* [PROBLEM TO WORK ON]: Keep only the lines of the listing that include the word "preclinical", and copy them.

Segment Start: SOURCE INFORMATION

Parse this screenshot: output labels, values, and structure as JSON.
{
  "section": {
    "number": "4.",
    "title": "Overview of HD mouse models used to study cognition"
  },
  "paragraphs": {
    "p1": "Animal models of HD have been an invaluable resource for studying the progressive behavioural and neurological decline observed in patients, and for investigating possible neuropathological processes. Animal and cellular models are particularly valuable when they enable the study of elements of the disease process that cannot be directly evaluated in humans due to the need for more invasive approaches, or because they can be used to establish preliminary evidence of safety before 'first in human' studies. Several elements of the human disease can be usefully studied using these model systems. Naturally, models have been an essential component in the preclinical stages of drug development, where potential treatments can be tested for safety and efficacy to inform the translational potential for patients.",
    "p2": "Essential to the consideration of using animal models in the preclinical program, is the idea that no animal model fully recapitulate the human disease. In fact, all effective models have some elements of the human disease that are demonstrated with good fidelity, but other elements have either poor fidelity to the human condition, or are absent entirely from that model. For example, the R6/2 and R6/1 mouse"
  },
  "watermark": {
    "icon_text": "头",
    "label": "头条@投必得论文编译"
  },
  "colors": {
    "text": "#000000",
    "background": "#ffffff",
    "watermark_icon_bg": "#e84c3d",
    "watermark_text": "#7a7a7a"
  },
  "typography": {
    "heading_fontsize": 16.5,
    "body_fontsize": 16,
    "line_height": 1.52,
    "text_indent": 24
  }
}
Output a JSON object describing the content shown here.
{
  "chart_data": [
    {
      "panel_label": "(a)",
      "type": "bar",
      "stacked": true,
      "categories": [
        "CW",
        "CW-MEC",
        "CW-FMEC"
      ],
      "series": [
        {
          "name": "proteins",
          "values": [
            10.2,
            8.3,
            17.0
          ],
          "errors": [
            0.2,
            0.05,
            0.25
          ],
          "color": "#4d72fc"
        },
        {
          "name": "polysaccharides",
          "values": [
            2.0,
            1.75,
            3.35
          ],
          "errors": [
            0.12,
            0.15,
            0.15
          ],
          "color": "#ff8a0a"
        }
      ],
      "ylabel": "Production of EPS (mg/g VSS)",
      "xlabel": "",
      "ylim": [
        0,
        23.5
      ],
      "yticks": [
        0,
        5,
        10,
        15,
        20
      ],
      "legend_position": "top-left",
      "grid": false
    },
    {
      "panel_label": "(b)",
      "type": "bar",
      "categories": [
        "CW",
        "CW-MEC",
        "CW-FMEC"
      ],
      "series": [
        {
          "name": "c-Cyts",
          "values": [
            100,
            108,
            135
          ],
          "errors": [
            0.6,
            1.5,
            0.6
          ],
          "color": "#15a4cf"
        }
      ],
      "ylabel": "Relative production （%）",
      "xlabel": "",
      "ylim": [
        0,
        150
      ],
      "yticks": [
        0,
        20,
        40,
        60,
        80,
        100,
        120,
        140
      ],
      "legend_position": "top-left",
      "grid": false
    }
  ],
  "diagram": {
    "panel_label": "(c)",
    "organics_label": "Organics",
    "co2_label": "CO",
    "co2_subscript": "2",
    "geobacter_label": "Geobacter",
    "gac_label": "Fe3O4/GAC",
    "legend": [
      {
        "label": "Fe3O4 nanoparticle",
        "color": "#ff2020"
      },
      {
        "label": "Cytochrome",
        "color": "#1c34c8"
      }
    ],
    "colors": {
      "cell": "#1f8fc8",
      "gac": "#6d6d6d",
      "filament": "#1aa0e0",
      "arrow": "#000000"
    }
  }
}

Segment End: SOURCE INFORMATION

* [ANSWER TO THIS TASK]:
    "p1": "Animal models of HD have been an invaluable resource for studying the progressive behavioural and neurological decline observed in patients, and for investigating possible neuropathological processes. Animal and cellular models are particularly valuable when they enable the study of elements of the disease process that cannot be directly evaluated in humans due to the need for more invasive approaches, or because they can be used to establish preliminary evidence of safety before 'first in human' studies. Several elements of the human disease can be usefully studied using these model systems. Naturally, models have been an essential component in the preclinical stages of drug development, where potential treatments can be tested for safety and efficacy to inform the translational potential for patients.",
    "p2": "Essential to the consideration of using animal models in the preclinical program, is the idea that no animal model fully recapitulate the human disease. In fact, all effective models have some elements of the human disease that are demonstrated with good fidelity, but other elements have either poor fidelity to the human condition, or are absent entirely from that model. For example, the R6/2 and R6/1 mouse"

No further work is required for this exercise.